Figure dataset records:
## BEGIN

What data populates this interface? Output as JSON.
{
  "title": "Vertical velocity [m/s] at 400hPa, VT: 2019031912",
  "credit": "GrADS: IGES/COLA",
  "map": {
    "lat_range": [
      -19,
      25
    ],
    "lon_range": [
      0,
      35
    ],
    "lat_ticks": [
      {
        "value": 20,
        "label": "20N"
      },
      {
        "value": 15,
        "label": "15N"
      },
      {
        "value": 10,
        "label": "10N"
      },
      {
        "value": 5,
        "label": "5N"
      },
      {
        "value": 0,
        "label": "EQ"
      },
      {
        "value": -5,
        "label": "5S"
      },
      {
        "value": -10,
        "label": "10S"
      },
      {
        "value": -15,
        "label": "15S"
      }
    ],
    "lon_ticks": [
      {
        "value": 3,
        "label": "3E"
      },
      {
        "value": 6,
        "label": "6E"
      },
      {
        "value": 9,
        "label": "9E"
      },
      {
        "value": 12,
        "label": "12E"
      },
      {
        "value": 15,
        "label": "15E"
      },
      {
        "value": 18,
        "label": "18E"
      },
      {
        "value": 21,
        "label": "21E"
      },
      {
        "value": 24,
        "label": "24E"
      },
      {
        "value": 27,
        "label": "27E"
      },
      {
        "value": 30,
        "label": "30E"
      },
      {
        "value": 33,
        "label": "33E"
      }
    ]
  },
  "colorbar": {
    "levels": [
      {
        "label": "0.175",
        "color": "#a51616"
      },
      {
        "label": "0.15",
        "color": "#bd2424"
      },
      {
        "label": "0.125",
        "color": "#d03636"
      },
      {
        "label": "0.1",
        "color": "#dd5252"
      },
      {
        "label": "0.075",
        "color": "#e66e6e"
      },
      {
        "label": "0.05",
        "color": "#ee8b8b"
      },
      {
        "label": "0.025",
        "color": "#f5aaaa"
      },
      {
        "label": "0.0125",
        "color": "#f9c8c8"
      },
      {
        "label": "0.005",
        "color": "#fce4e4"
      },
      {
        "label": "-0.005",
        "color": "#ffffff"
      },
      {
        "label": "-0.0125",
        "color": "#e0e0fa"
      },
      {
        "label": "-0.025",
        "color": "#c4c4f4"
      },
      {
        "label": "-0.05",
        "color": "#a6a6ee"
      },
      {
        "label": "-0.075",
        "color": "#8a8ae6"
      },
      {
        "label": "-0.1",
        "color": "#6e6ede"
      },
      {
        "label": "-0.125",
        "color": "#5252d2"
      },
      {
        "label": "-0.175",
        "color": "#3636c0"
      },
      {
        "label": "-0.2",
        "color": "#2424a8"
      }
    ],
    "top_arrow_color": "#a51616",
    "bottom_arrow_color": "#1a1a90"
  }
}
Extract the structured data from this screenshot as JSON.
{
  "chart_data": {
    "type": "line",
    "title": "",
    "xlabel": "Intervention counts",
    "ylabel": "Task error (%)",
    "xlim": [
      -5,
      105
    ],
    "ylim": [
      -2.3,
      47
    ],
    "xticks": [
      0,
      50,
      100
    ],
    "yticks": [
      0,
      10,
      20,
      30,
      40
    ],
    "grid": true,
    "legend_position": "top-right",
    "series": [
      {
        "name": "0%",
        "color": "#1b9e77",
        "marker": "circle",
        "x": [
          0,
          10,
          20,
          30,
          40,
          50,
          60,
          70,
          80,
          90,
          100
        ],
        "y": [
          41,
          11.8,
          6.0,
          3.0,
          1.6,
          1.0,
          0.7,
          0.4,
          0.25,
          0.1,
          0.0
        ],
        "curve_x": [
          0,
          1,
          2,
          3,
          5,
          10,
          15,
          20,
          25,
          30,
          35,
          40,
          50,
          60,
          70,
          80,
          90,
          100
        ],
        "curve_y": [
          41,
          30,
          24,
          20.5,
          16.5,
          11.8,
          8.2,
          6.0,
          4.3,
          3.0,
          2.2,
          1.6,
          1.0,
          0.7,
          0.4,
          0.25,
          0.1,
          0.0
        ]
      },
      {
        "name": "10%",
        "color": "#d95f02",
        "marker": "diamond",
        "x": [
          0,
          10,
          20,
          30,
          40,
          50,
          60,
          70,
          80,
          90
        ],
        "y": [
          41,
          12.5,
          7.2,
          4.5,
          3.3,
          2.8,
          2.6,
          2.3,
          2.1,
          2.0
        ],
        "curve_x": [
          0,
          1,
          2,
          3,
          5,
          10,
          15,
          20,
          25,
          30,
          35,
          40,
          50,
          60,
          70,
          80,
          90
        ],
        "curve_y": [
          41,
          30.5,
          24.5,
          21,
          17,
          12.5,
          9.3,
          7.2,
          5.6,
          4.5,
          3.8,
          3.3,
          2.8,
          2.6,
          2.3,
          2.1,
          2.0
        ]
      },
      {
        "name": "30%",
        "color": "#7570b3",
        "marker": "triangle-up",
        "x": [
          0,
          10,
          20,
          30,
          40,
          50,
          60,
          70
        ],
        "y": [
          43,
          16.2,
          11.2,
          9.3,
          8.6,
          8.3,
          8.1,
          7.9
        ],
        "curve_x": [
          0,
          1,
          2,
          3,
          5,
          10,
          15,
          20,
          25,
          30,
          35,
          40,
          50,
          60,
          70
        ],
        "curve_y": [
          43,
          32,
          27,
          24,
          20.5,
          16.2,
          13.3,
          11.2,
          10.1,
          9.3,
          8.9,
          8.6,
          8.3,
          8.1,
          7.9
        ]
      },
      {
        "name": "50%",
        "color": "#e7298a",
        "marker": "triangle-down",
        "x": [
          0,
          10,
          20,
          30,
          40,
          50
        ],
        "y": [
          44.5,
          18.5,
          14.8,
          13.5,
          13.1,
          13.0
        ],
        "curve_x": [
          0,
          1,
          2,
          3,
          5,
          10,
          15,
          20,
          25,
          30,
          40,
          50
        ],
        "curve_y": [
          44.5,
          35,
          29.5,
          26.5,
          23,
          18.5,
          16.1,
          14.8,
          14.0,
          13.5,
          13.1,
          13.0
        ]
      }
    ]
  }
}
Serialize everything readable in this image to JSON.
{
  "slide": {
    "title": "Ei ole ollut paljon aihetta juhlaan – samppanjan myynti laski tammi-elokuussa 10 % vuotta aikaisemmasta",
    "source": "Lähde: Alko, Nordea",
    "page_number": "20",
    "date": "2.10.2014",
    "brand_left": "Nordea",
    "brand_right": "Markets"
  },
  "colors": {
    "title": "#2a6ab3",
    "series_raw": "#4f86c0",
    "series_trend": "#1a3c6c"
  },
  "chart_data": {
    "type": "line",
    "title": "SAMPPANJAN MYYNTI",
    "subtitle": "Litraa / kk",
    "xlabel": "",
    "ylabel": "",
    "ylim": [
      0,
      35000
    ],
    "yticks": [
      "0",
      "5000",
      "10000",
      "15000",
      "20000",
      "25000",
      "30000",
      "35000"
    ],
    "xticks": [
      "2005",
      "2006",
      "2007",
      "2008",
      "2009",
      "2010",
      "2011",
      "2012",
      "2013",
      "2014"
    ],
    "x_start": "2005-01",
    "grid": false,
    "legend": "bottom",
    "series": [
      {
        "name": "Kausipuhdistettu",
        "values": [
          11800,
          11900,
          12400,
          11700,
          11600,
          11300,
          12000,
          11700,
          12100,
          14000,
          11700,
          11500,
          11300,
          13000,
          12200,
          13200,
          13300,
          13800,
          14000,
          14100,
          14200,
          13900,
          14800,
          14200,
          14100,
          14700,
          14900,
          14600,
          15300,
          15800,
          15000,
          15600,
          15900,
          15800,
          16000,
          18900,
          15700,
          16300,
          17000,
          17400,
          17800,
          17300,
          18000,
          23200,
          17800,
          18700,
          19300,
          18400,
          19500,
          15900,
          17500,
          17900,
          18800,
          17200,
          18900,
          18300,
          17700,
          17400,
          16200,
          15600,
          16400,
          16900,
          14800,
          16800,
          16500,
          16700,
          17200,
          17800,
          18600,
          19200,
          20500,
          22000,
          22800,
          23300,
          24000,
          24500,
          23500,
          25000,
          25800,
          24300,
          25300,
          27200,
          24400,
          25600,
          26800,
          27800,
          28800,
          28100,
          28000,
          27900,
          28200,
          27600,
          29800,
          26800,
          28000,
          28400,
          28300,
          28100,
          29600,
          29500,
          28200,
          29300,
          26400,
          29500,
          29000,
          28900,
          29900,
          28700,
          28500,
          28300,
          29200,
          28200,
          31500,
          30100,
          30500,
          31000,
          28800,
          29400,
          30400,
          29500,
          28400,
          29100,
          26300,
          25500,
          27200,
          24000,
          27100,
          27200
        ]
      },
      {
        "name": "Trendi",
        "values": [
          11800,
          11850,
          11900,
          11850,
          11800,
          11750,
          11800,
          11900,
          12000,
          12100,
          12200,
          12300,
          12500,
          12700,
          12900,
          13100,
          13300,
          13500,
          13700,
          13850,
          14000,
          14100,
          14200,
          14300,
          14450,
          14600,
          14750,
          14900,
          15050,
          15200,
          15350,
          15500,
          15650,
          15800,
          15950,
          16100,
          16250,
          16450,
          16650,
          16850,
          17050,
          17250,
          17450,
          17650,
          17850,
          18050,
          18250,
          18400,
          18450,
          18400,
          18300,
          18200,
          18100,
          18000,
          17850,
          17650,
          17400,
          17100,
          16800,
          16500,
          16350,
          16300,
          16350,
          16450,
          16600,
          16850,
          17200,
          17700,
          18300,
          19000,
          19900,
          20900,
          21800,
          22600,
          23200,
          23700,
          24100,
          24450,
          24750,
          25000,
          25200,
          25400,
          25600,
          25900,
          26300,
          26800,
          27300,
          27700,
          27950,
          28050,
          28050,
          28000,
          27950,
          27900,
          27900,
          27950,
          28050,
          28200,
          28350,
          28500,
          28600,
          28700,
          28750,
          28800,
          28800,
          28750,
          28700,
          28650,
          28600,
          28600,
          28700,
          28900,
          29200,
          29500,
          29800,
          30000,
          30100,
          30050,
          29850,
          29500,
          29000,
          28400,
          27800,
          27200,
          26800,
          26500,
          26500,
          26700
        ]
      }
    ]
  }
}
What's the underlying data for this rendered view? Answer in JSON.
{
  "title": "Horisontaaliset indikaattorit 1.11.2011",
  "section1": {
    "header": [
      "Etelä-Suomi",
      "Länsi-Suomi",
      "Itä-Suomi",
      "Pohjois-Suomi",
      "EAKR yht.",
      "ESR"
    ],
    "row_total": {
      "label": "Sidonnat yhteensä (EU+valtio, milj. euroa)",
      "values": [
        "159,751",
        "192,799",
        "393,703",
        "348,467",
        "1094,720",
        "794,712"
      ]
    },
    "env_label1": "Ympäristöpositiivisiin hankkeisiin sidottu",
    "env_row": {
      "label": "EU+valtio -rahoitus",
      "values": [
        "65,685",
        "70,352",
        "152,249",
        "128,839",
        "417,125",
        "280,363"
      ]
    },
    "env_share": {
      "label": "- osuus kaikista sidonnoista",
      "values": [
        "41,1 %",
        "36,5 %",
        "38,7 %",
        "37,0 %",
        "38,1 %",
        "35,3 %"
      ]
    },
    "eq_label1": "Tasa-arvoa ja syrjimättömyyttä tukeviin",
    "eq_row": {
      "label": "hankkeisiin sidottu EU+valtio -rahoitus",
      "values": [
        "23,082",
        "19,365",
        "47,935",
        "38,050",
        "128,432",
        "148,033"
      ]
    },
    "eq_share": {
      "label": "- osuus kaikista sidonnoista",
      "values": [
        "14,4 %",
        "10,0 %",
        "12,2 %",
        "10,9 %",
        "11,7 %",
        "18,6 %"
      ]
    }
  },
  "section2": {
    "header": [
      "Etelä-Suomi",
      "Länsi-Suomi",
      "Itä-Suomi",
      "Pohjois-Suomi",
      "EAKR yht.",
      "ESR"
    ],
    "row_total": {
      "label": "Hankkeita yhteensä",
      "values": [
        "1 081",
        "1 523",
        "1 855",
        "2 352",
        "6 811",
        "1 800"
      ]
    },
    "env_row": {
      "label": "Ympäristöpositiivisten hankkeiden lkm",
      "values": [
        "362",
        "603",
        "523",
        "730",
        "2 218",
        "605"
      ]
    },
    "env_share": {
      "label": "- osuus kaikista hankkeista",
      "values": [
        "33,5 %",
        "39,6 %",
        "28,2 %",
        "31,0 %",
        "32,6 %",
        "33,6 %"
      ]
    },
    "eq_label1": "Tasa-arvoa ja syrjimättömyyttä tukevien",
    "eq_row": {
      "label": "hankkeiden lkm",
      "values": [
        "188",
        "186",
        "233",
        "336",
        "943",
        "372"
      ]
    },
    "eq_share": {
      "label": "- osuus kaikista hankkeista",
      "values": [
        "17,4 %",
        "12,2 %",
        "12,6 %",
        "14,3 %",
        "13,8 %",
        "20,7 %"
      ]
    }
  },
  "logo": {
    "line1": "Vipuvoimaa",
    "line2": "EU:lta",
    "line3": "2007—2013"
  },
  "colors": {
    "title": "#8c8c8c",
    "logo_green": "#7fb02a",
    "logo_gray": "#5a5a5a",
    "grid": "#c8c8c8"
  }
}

## END

EXERCISE REQUIREMENTS
Count how many lines above contain the word "Tasa". Reply with the number alone.

ANSWER BELOW
2